> _Extracted text_:

^^^^

This Frankenstein supposedly sticks closer to the novel
than did previous screen versions. But just as Bram
Stoker's Dracula was really Francis Coppola's Dracula,
so Mary Shelley's Frankenstein is really Kenneth Branagh's
Frankenstein. Its overwrought penny-dreadfulness violates
the tone of Shelley's work, a stately meditation on death and
rebirth that's a bit of a chore to get through (I've tried several
times). The original story is rich in melodrama, and Branagh
latches onto the anecdotes that most film versions have ignored,
such as the housekeeper Justine's being hanged for the murder
of Victor's little half-brother. Branagh stages it as a raging
Tale of Two Cities mob scene, complete with the poor woman's
body plummeting and then being jerked back up on the rope.
I will give Branagh credit for having the sense to include the
novel's most horrifying line -- "I will be with you on your
wedding night." But generally he flails so hard to keep
us interested in the story that he never lets it breathe (and
loses our interest that way). Trying for fidelity to Shelley's
epistolary narrative and structure, Branagh spreads out a lifeless
first half hour -- the movie takes forever and a day to get going
-- and frames the story aboard a landlocked ship, with the dying
Victor telling his tragic tale to Captain Walton (Aidan Quinn).

^^^^

> _Task_:
Set down word for word the passage from the film review of Frankenstein above, beginning at the words "I will give" and stopping after the words "Walton (Aidan Quinn).".

> _Source material_:

^^^^

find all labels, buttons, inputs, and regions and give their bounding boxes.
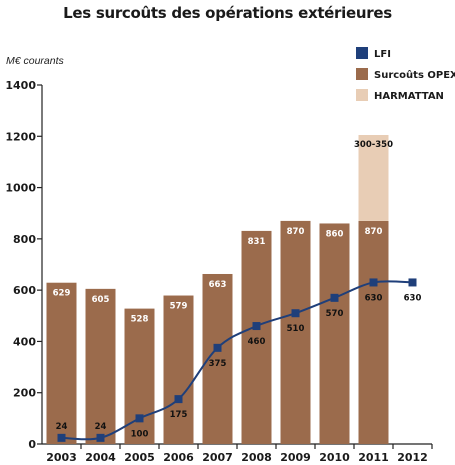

^^^^

> _Answer below_:
I will give Branagh credit for having the sense to include the
novel's most horrifying line -- "I will be with you on your
wedding night." But generally he flails so hard to keep
us interested in the story that he never lets it breathe (and
loses our interest that way). Trying for fidelity to Shelley's
epistolary narrative and structure, Branagh spreads out a lifeless
first half hour -- the movie takes forever and a day to get going
-- and frames the story aboard a landlocked ship, with the dying
Victor telling his tragic tale to Captain Walton (Aidan Quinn).